Task objective: The records that follow are to be repeated without alteration.

Data records:
******

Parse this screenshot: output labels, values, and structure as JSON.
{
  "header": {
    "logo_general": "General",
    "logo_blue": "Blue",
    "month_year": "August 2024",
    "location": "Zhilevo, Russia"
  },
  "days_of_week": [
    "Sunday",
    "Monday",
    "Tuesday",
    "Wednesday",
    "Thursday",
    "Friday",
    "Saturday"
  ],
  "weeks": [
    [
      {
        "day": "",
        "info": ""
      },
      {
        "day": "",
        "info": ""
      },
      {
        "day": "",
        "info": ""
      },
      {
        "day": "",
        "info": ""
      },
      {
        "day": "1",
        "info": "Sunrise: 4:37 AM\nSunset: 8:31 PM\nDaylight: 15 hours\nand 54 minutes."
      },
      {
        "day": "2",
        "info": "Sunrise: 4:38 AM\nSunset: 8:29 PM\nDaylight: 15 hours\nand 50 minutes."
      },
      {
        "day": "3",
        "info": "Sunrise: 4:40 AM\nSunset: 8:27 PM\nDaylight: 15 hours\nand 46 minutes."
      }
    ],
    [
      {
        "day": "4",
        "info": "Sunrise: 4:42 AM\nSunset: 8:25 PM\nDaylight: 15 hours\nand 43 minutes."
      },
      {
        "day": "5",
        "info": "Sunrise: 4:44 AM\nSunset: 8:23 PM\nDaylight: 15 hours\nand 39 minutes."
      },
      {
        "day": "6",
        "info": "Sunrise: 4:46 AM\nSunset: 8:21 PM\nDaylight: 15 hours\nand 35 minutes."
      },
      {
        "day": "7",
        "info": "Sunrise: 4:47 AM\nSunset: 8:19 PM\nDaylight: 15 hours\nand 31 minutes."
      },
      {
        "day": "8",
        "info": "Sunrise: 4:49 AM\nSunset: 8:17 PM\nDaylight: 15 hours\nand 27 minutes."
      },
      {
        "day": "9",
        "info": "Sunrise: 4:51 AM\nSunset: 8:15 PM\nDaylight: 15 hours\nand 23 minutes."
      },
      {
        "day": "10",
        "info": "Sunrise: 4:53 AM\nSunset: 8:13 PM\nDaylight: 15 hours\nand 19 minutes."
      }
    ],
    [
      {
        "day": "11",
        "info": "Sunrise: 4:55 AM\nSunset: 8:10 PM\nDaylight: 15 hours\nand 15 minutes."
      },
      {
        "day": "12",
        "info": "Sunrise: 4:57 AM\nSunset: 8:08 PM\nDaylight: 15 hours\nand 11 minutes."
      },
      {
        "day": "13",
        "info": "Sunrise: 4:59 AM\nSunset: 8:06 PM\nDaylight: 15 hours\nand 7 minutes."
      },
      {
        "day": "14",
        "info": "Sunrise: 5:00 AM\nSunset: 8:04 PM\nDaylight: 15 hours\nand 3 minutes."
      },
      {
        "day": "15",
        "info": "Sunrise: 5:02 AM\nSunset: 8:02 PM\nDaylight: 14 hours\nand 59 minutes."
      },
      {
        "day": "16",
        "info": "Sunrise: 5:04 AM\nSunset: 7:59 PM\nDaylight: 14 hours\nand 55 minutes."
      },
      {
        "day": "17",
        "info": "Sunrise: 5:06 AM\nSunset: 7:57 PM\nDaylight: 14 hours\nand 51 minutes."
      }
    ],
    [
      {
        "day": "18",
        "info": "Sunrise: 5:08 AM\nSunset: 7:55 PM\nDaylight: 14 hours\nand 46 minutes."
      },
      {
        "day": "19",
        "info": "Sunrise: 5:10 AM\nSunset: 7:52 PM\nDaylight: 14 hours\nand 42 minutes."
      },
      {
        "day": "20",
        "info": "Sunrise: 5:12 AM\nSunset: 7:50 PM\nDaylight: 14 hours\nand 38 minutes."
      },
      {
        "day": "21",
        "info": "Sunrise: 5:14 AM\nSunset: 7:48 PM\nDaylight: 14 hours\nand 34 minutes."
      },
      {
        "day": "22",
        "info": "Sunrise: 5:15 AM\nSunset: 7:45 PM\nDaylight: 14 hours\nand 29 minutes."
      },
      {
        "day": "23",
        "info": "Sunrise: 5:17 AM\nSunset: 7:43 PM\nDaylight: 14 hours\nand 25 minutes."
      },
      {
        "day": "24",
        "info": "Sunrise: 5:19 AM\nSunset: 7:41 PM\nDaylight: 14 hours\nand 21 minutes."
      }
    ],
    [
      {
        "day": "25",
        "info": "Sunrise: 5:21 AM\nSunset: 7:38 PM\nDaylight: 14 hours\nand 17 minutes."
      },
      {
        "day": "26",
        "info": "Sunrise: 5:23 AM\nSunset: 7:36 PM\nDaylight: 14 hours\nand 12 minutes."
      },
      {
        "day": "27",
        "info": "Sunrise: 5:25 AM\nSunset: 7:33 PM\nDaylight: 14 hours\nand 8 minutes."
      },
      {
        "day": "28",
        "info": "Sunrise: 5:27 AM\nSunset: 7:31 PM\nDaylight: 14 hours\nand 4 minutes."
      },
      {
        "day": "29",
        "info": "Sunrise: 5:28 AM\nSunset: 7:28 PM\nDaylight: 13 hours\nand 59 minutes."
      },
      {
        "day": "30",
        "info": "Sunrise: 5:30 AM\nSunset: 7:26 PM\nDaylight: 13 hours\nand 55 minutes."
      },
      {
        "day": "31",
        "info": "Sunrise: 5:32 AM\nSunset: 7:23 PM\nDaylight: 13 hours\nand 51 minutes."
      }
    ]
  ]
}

******

Final result:
Parse this screenshot: output labels, values, and structure as JSON.
{
  "header": {
    "logo_general": "General",
    "logo_blue": "Blue",
    "month_year": "August 2024",
    "location": "Zhilevo, Russia"
  },
  "days_of_week": [
    "Sunday",
    "Monday",
    "Tuesday",
    "Wednesday",
    "Thursday",
    "Friday",
    "Saturday"
  ],
  "weeks": [
    [
      {
        "day": "",
        "info": ""
      },
      {
        "day": "",
        "info": ""
      },
      {
        "day": "",
        "info": ""
      },
      {
        "day": "",
        "info": ""
      },
      {
        "day": "1",
        "info": "Sunrise: 4:37 AM\nSunset: 8:31 PM\nDaylight: 15 hours\nand 54 minutes."
      },
      {
        "day": "2",
        "info": "Sunrise: 4:38 AM\nSunset: 8:29 PM\nDaylight: 15 hours\nand 50 minutes."
      },
      {
        "day": "3",
        "info": "Sunrise: 4:40 AM\nSunset: 8:27 PM\nDaylight: 15 hours\nand 46 minutes."
      }
    ],
    [
      {
        "day": "4",
        "info": "Sunrise: 4:42 AM\nSunset: 8:25 PM\nDaylight: 15 hours\nand 43 minutes."
      },
      {
        "day": "5",
        "info": "Sunrise: 4:44 AM\nSunset: 8:23 PM\nDaylight: 15 hours\nand 39 minutes."
      },
      {
        "day": "6",
        "info": "Sunrise: 4:46 AM\nSunset: 8:21 PM\nDaylight: 15 hours\nand 35 minutes."
      },
      {
        "day": "7",
        "info": "Sunrise: 4:47 AM\nSunset: 8:19 PM\nDaylight: 15 hours\nand 31 minutes."
      },
      {
        "day": "8",
        "info": "Sunrise: 4:49 AM\nSunset: 8:17 PM\nDaylight: 15 hours\nand 27 minutes."
      },
      {
        "day": "9",
        "info": "Sunrise: 4:51 AM\nSunset: 8:15 PM\nDaylight: 15 hours\nand 23 minutes."
      },
      {
        "day": "10",
        "info": "Sunrise: 4:53 AM\nSunset: 8:13 PM\nDaylight: 15 hours\nand 19 minutes."
      }
    ],
    [
      {
        "day": "11",
        "info": "Sunrise: 4:55 AM\nSunset: 8:10 PM\nDaylight: 15 hours\nand 15 minutes."
      },
      {
        "day": "12",
        "info": "Sunrise: 4:57 AM\nSunset: 8:08 PM\nDaylight: 15 hours\nand 11 minutes."
      },
      {
        "day": "13",
        "info": "Sunrise: 4:59 AM\nSunset: 8:06 PM\nDaylight: 15 hours\nand 7 minutes."
      },
      {
        "day": "14",
        "info": "Sunrise: 5:00 AM\nSunset: 8:04 PM\nDaylight: 15 hours\nand 3 minutes."
      },
      {
        "day": "15",
        "info": "Sunrise: 5:02 AM\nSunset: 8:02 PM\nDaylight: 14 hours\nand 59 minutes."
      },
      {
        "day": "16",
        "info": "Sunrise: 5:04 AM\nSunset: 7:59 PM\nDaylight: 14 hours\nand 55 minutes."
      },
      {
        "day": "17",
        "info": "Sunrise: 5:06 AM\nSunset: 7:57 PM\nDaylight: 14 hours\nand 51 minutes."
      }
    ],
    [
      {
        "day": "18",
        "info": "Sunrise: 5:08 AM\nSunset: 7:55 PM\nDaylight: 14 hours\nand 46 minutes."
      },
      {
        "day": "19",
        "info": "Sunrise: 5:10 AM\nSunset: 7:52 PM\nDaylight: 14 hours\nand 42 minutes."
      },
      {
        "day": "20",
        "info": "Sunrise: 5:12 AM\nSunset: 7:50 PM\nDaylight: 14 hours\nand 38 minutes."
      },
      {
        "day": "21",
        "info": "Sunrise: 5:14 AM\nSunset: 7:48 PM\nDaylight: 14 hours\nand 34 minutes."
      },
      {
        "day": "22",
        "info": "Sunrise: 5:15 AM\nSunset: 7:45 PM\nDaylight: 14 hours\nand 29 minutes."
      },
      {
        "day": "23",
        "info": "Sunrise: 5:17 AM\nSunset: 7:43 PM\nDaylight: 14 hours\nand 25 minutes."
      },
      {
        "day": "24",
        "info": "Sunrise: 5:19 AM\nSunset: 7:41 PM\nDaylight: 14 hours\nand 21 minutes."
      }
    ],
    [
      {
        "day": "25",
        "info": "Sunrise: 5:21 AM\nSunset: 7:38 PM\nDaylight: 14 hours\nand 17 minutes."
      },
      {
        "day": "26",
        "info": "Sunrise: 5:23 AM\nSunset: 7:36 PM\nDaylight: 14 hours\nand 12 minutes."
      },
      {
        "day": "27",
        "info": "Sunrise: 5:25 AM\nSunset: 7:33 PM\nDaylight: 14 hours\nand 8 minutes."
      },
      {
        "day": "28",
        "info": "Sunrise: 5:27 AM\nSunset: 7:31 PM\nDaylight: 14 hours\nand 4 minutes."
      },
      {
        "day": "29",
        "info": "Sunrise: 5:28 AM\nSunset: 7:28 PM\nDaylight: 13 hours\nand 59 minutes."
      },
      {
        "day": "30",
        "info": "Sunrise: 5:30 AM\nSunset: 7:26 PM\nDaylight: 13 hours\nand 55 minutes."
      },
      {
        "day": "31",
        "info": "Sunrise: 5:32 AM\nSunset: 7:23 PM\nDaylight: 13 hours\nand 51 minutes."
      }
    ]
  ]
}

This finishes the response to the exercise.